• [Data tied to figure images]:
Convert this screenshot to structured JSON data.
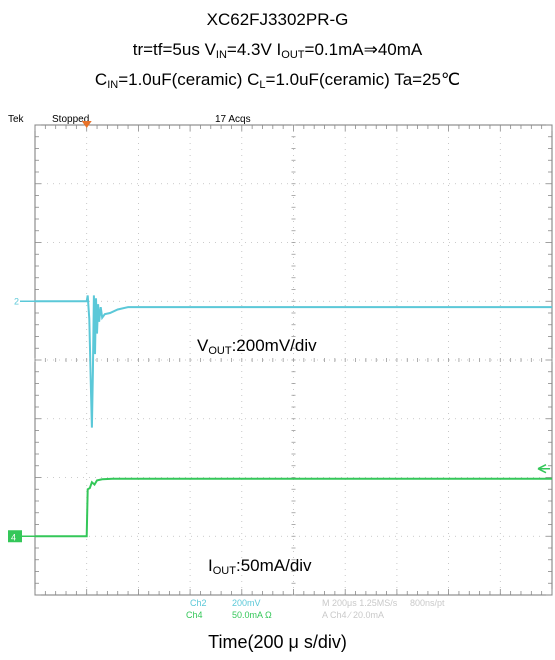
{
  "chart_data": {
    "type": "line",
    "title": "XC62FJ3302PR-G",
    "conditions": {
      "line1": {
        "a": "tr=tf=5us V",
        "a_sub": "IN",
        "b": "=4.3V I",
        "b_sub": "OUT",
        "c": "=0.1mA⇒40mA"
      },
      "line2": {
        "a": "C",
        "a_sub": "IN",
        "b": "=1.0uF(ceramic) C",
        "b_sub": "L",
        "c": "=1.0uF(ceramic) Ta=25℃"
      }
    },
    "scope_header": {
      "brand": "Tek",
      "state": "Stopped",
      "acqs": "17 Acqs"
    },
    "xlabel": "Time(200 μ s/div)",
    "x_divisions": 10,
    "y_divisions": 8,
    "series": [
      {
        "name": "Ch2",
        "color": "#5bc8d8",
        "marker": "2",
        "annotation": {
          "a": "V",
          "a_sub": "OUT",
          "b": ":200mV/div"
        },
        "points": [
          [
            0,
            0
          ],
          [
            1.0,
            0
          ],
          [
            1.02,
            0.1
          ],
          [
            1.05,
            -0.3
          ],
          [
            1.08,
            -1.4
          ],
          [
            1.1,
            -2.15
          ],
          [
            1.12,
            -1.2
          ],
          [
            1.14,
            0.1
          ],
          [
            1.16,
            -0.9
          ],
          [
            1.18,
            0.05
          ],
          [
            1.2,
            -0.55
          ],
          [
            1.22,
            -0.05
          ],
          [
            1.24,
            -0.35
          ],
          [
            1.27,
            -0.1
          ],
          [
            1.3,
            -0.28
          ],
          [
            1.35,
            -0.22
          ],
          [
            1.45,
            -0.2
          ],
          [
            1.6,
            -0.14
          ],
          [
            1.8,
            -0.1
          ],
          [
            2.2,
            -0.1
          ],
          [
            10,
            -0.1
          ]
        ]
      },
      {
        "name": "Ch4",
        "color": "#34c759",
        "marker": "4",
        "annotation": {
          "a": "I",
          "a_sub": "OUT",
          "b": ":50mA/div"
        },
        "points": [
          [
            0,
            0
          ],
          [
            1.0,
            0
          ],
          [
            1.02,
            0.8
          ],
          [
            1.06,
            0.82
          ],
          [
            1.1,
            0.92
          ],
          [
            1.15,
            0.88
          ],
          [
            1.2,
            0.95
          ],
          [
            1.3,
            0.97
          ],
          [
            1.5,
            0.98
          ],
          [
            10,
            0.98
          ]
        ]
      }
    ],
    "readout": {
      "ch2_label": "Ch2",
      "ch2_scale": "200mV",
      "ch4_label": "Ch4",
      "ch4_scale": "50.0mA Ω",
      "timebase": "M 200μs 1.25MS/s",
      "record": "800ns/pt",
      "trigger": "A Ch4 ∕ 20.0mA"
    }
  }
}
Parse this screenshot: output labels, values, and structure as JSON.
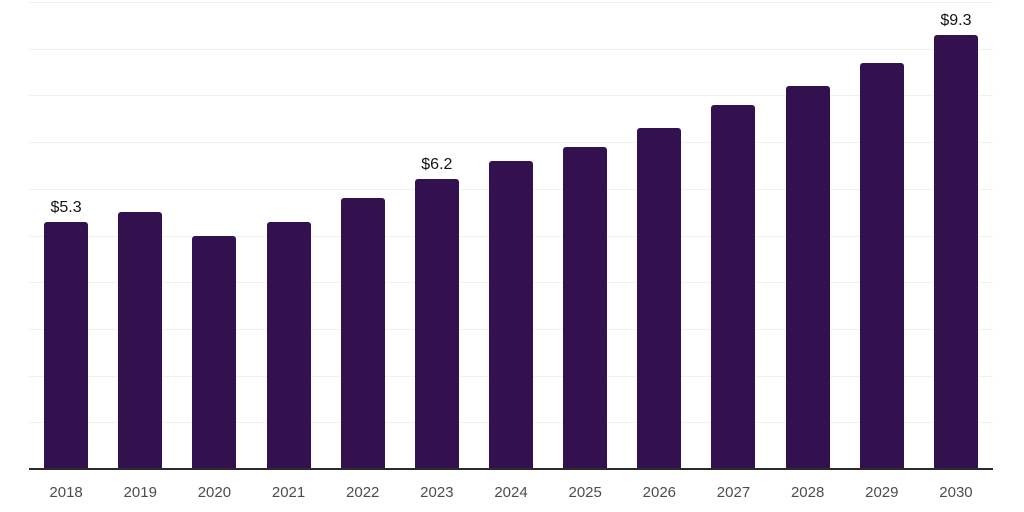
{
  "chart_data": {
    "type": "bar",
    "title": "",
    "xlabel": "",
    "ylabel": "",
    "categories": [
      "2018",
      "2019",
      "2020",
      "2021",
      "2022",
      "2023",
      "2024",
      "2025",
      "2026",
      "2027",
      "2028",
      "2029",
      "2030"
    ],
    "values": [
      5.3,
      5.5,
      5.0,
      5.3,
      5.8,
      6.2,
      6.6,
      6.9,
      7.3,
      7.8,
      8.2,
      8.7,
      9.3
    ],
    "value_labels": {
      "2018": "$5.3",
      "2023": "$6.2",
      "2030": "$9.3"
    },
    "ylim": [
      0,
      10
    ],
    "gridline_step": 1,
    "grid": "horizontal-only",
    "legend": "none",
    "y_axis_ticks_visible": false,
    "colors": {
      "bar": "#33114E",
      "gridline": "#F1F1F1",
      "axis_line": "#2B2B2B",
      "tick_label": "#4D4D4D",
      "data_label": "#141414",
      "background": "#FFFFFF"
    }
  }
}
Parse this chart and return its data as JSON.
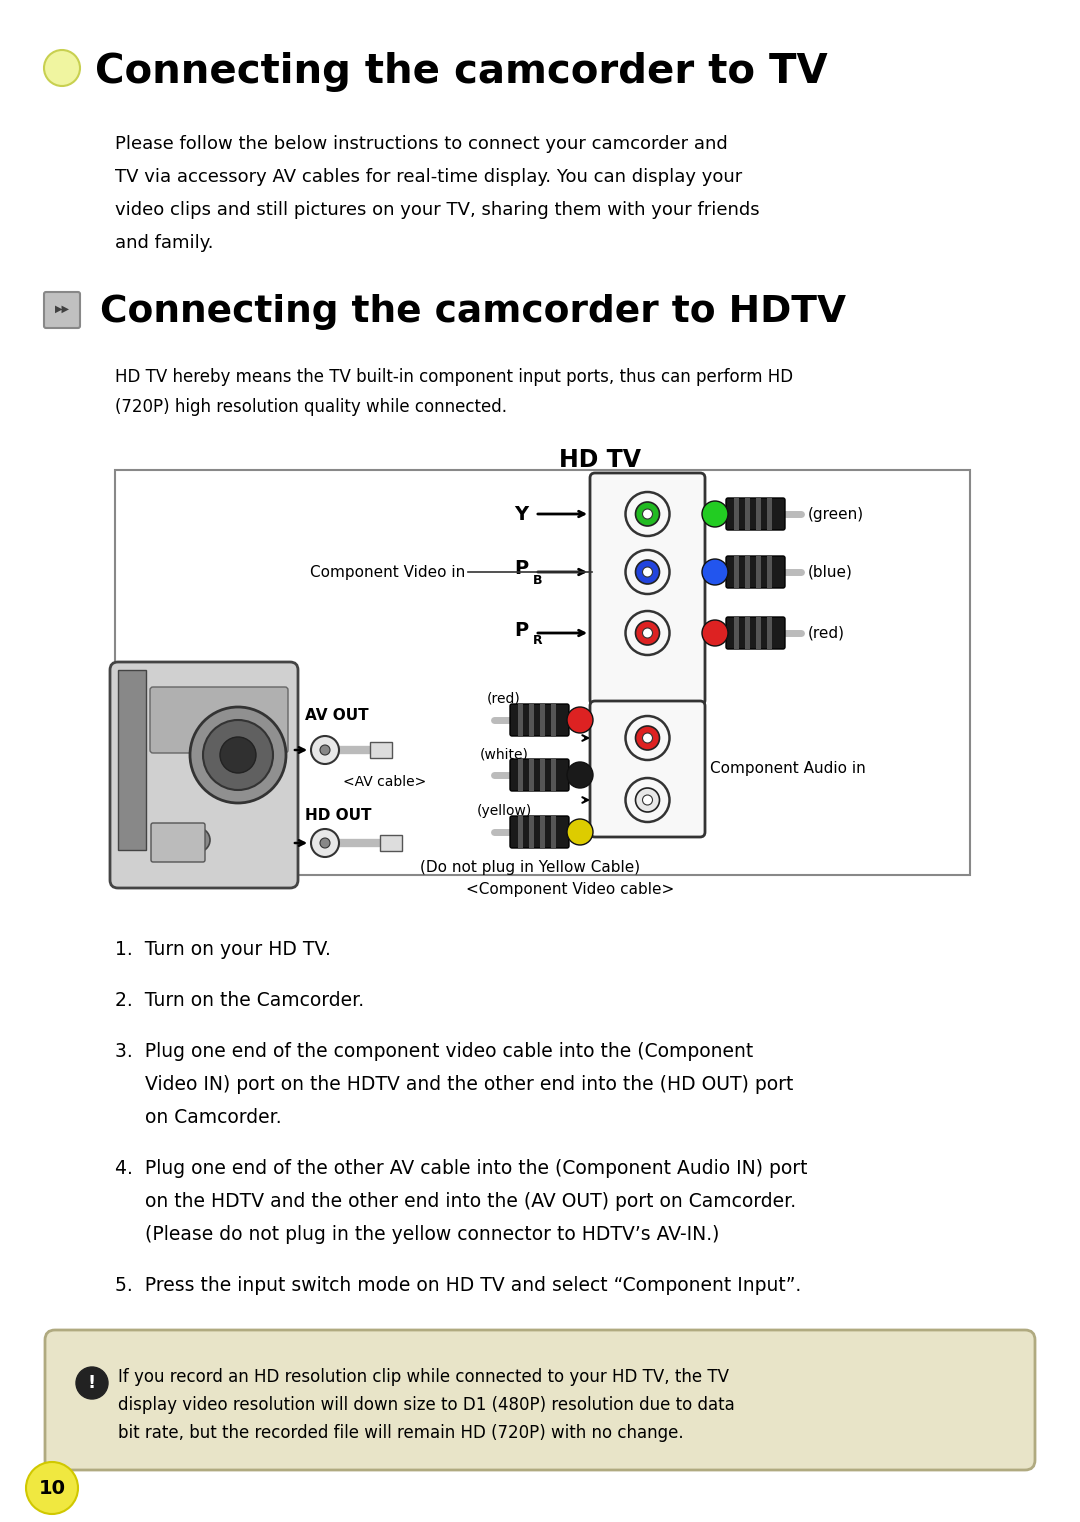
{
  "bg_color": "#ffffff",
  "title1": "Connecting the camcorder to TV",
  "title2": "Connecting the camcorder to HDTV",
  "bullet1_color": "#f0f5a0",
  "para1_line1": "Please follow the below instructions to connect your camcorder and",
  "para1_line2": "TV via accessory AV cables for real-time display. You can display your",
  "para1_line3": "video clips and still pictures on your TV, sharing them with your friends",
  "para1_line4": "and family.",
  "hdtv_desc_line1": "HD TV hereby means the TV built-in component input ports, thus can perform HD",
  "hdtv_desc_line2": "(720P) high resolution quality while connected.",
  "hdtv_label": "HD TV",
  "step1": "1.  Turn on your HD TV.",
  "step2": "2.  Turn on the Camcorder.",
  "step3_line1": "3.  Plug one end of the component video cable into the (Component",
  "step3_line2": "     Video IN) port on the HDTV and the other end into the (HD OUT) port",
  "step3_line3": "     on Camcorder.",
  "step4_line1": "4.  Plug one end of the other AV cable into the (Component Audio IN) port",
  "step4_line2": "     on the HDTV and the other end into the (AV OUT) port on Camcorder.",
  "step4_line3": "     (Please do not plug in the yellow connector to HDTV’s AV-IN.)",
  "step5": "5.  Press the input switch mode on HD TV and select “Component Input”.",
  "note": "If you record an HD resolution clip while connected to your HD TV, the TV\ndisplay video resolution will down size to D1 (480P) resolution due to data\nbit rate, but the recorded file will remain HD (720P) with no change.",
  "note_bg": "#e8e4c8",
  "note_border": "#b0aa80",
  "page_num": "10",
  "page_circle_color": "#f0e840"
}
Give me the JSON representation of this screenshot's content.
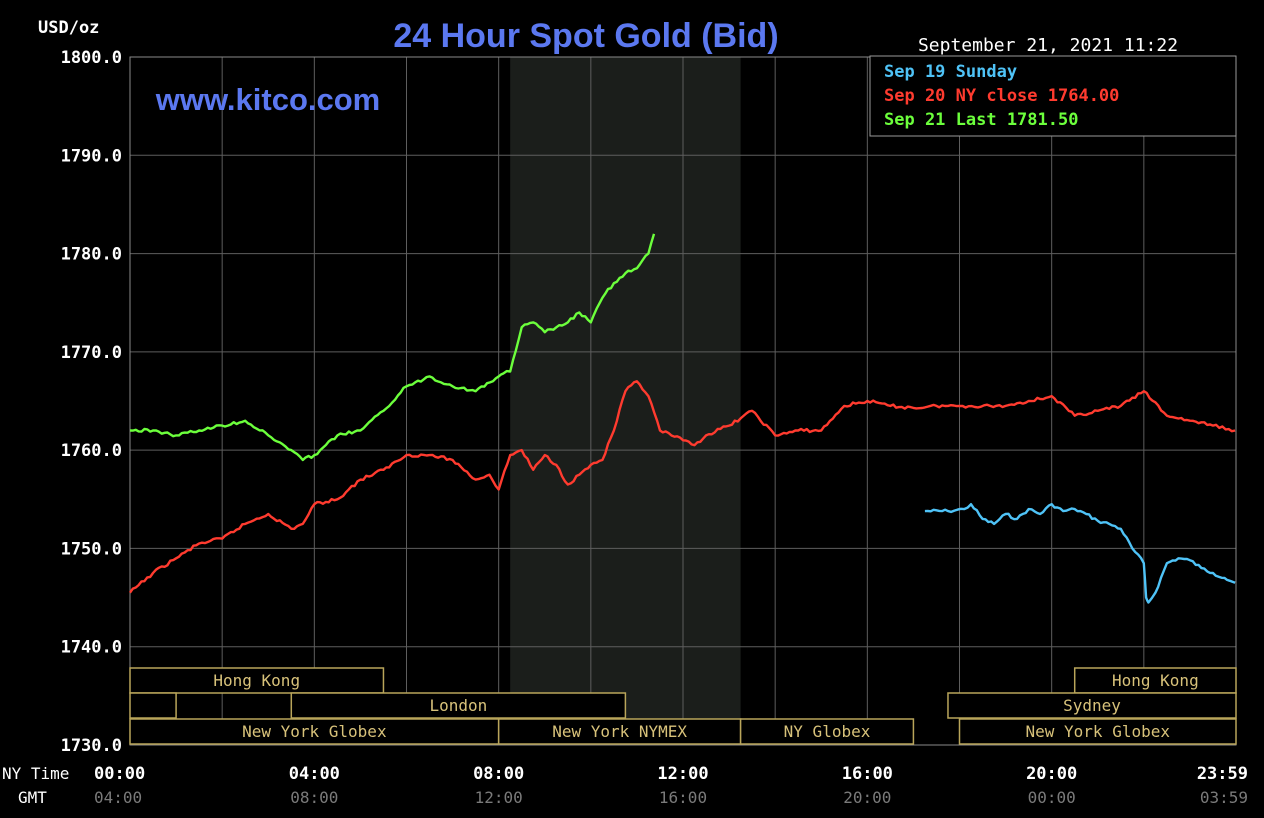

• [Task statement]: Return all of the entries exactly as written, but drop any pictures they hold.

• [Task output]:
Convert this screenshot to structured JSON data.
{
  "chart_data": {
    "type": "line",
    "title": "XC62FJ3302PR-G",
    "conditions": {
      "line1": {
        "a": "tr=tf=5us V",
        "a_sub": "IN",
        "b": "=4.3V I",
        "b_sub": "OUT",
        "c": "=0.1mA⇒40mA"
      },
      "line2": {
        "a": "C",
        "a_sub": "IN",
        "b": "=1.0uF(ceramic) C",
        "b_sub": "L",
        "c": "=1.0uF(ceramic) Ta=25℃"
      }
    },
    "scope_header": {
      "brand": "Tek",
      "state": "Stopped",
      "acqs": "17 Acqs"
    },
    "xlabel": "Time(200 μ s/div)",
    "x_divisions": 10,
    "y_divisions": 8,
    "series": [
      {
        "name": "Ch2",
        "color": "#5bc8d8",
        "marker": "2",
        "annotation": {
          "a": "V",
          "a_sub": "OUT",
          "b": ":200mV/div"
        },
        "points": [
          [
            0,
            0
          ],
          [
            1.0,
            0
          ],
          [
            1.02,
            0.1
          ],
          [
            1.05,
            -0.3
          ],
          [
            1.08,
            -1.4
          ],
          [
            1.1,
            -2.15
          ],
          [
            1.12,
            -1.2
          ],
          [
            1.14,
            0.1
          ],
          [
            1.16,
            -0.9
          ],
          [
            1.18,
            0.05
          ],
          [
            1.2,
            -0.55
          ],
          [
            1.22,
            -0.05
          ],
          [
            1.24,
            -0.35
          ],
          [
            1.27,
            -0.1
          ],
          [
            1.3,
            -0.28
          ],
          [
            1.35,
            -0.22
          ],
          [
            1.45,
            -0.2
          ],
          [
            1.6,
            -0.14
          ],
          [
            1.8,
            -0.1
          ],
          [
            2.2,
            -0.1
          ],
          [
            10,
            -0.1
          ]
        ]
      },
      {
        "name": "Ch4",
        "color": "#34c759",
        "marker": "4",
        "annotation": {
          "a": "I",
          "a_sub": "OUT",
          "b": ":50mA/div"
        },
        "points": [
          [
            0,
            0
          ],
          [
            1.0,
            0
          ],
          [
            1.02,
            0.8
          ],
          [
            1.06,
            0.82
          ],
          [
            1.1,
            0.92
          ],
          [
            1.15,
            0.88
          ],
          [
            1.2,
            0.95
          ],
          [
            1.3,
            0.97
          ],
          [
            1.5,
            0.98
          ],
          [
            10,
            0.98
          ]
        ]
      }
    ],
    "readout": {
      "ch2_label": "Ch2",
      "ch2_scale": "200mV",
      "ch4_label": "Ch4",
      "ch4_scale": "50.0mA Ω",
      "timebase": "M 200μs 1.25MS/s",
      "record": "800ns/pt",
      "trigger": "A Ch4 ∕ 20.0mA"
    }
  }
}
Parse this screenshot: output labels, values, and structure as JSON.
{
  "chart_data": {
    "type": "bar",
    "title": "",
    "xlabel": "",
    "ylabel": "",
    "categories": [
      "2018",
      "2019",
      "2020",
      "2021",
      "2022",
      "2023",
      "2024",
      "2025",
      "2026",
      "2027",
      "2028",
      "2029",
      "2030"
    ],
    "values": [
      5.3,
      5.5,
      5.0,
      5.3,
      5.8,
      6.2,
      6.6,
      6.9,
      7.3,
      7.8,
      8.2,
      8.7,
      9.3
    ],
    "value_labels": {
      "2018": "$5.3",
      "2023": "$6.2",
      "2030": "$9.3"
    },
    "ylim": [
      0,
      10
    ],
    "gridline_step": 1,
    "grid": "horizontal-only",
    "legend": "none",
    "y_axis_ticks_visible": false,
    "colors": {
      "bar": "#33114E",
      "gridline": "#F1F1F1",
      "axis_line": "#2B2B2B",
      "tick_label": "#4D4D4D",
      "data_label": "#141414",
      "background": "#FFFFFF"
    }
  }
}
Parse this chart and return its data as JSON.
{
  "bg_color": "#ffffff",
  "title1": "Connecting the camcorder to TV",
  "title2": "Connecting the camcorder to HDTV",
  "bullet1_color": "#f0f5a0",
  "para1_line1": "Please follow the below instructions to connect your camcorder and",
  "para1_line2": "TV via accessory AV cables for real-time display. You can display your",
  "para1_line3": "video clips and still pictures on your TV, sharing them with your friends",
  "para1_line4": "and family.",
  "hdtv_desc_line1": "HD TV hereby means the TV built-in component input ports, thus can perform HD",
  "hdtv_desc_line2": "(720P) high resolution quality while connected.",
  "hdtv_label": "HD TV",
  "step1": "1.  Turn on your HD TV.",
  "step2": "2.  Turn on the Camcorder.",
  "step3_line1": "3.  Plug one end of the component video cable into the (Component",
  "step3_line2": "     Video IN) port on the HDTV and the other end into the (HD OUT) port",
  "step3_line3": "     on Camcorder.",
  "step4_line1": "4.  Plug one end of the other AV cable into the (Component Audio IN) port",
  "step4_line2": "     on the HDTV and the other end into the (AV OUT) port on Camcorder.",
  "step4_line3": "     (Please do not plug in the yellow connector to HDTV’s AV-IN.)",
  "step5": "5.  Press the input switch mode on HD TV and select “Component Input”.",
  "note": "If you record an HD resolution clip while connected to your HD TV, the TV\ndisplay video resolution will down size to D1 (480P) resolution due to data\nbit rate, but the recorded file will remain HD (720P) with no change.",
  "note_bg": "#e8e4c8",
  "note_border": "#b0aa80",
  "page_num": "10",
  "page_circle_color": "#f0e840"
}
Give me the JSON representation of this screenshot's content.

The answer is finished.